***** Records for processing
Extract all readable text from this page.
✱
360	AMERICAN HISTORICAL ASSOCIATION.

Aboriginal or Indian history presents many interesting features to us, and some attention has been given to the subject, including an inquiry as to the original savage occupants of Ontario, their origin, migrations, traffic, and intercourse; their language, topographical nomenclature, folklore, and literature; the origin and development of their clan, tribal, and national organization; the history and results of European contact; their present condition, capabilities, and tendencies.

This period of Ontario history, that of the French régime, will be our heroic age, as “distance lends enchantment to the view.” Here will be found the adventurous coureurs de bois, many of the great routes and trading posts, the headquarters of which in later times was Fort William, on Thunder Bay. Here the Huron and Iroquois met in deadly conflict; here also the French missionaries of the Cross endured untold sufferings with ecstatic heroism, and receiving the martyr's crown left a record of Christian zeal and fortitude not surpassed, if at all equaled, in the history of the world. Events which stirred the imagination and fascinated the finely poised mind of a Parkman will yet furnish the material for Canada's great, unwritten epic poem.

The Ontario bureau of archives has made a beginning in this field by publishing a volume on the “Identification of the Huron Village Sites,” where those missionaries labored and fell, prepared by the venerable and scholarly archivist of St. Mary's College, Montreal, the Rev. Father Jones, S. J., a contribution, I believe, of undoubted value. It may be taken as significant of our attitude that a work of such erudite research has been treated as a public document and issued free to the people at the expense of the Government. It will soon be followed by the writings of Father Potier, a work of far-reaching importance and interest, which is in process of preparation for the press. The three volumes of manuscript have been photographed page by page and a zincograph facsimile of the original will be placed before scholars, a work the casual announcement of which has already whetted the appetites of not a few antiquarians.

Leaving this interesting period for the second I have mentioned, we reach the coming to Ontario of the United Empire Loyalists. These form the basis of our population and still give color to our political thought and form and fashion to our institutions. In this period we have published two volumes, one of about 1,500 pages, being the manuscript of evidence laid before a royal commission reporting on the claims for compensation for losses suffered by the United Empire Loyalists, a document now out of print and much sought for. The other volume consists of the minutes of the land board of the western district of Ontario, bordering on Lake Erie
**********
| Problem |
In the entries above, find every line with the word "interesting" and list it.

| Output of the task |
Aboriginal or Indian history presents many interesting features to us, and some attention has been given to the subject, including an inquiry as to the original savage occupants of Ontario, their origin, migrations, traffic, and intercourse; their language, topographical nomenclature, folklore, and literature; the origin and development of their clan, tribal, and national organization; the history and results of European contact; their present condition, capabilities, and tendencies.
Leaving this interesting period for the second I have mentioned, we reach the coming to Ontario of the United Empire Loyalists. These form the basis of our population and still give color to our political thought and form and fashion to our institutions. In this period we have published two volumes, one of about 1,500 pages, being the manuscript of evidence laid before a royal commission reporting on the claims for compensation for losses suffered by the United Empire Loyalists, a document now out of print and much sought for. The other volume consists of the minutes of the land board of the western district of Ontario, bordering on Lake Erie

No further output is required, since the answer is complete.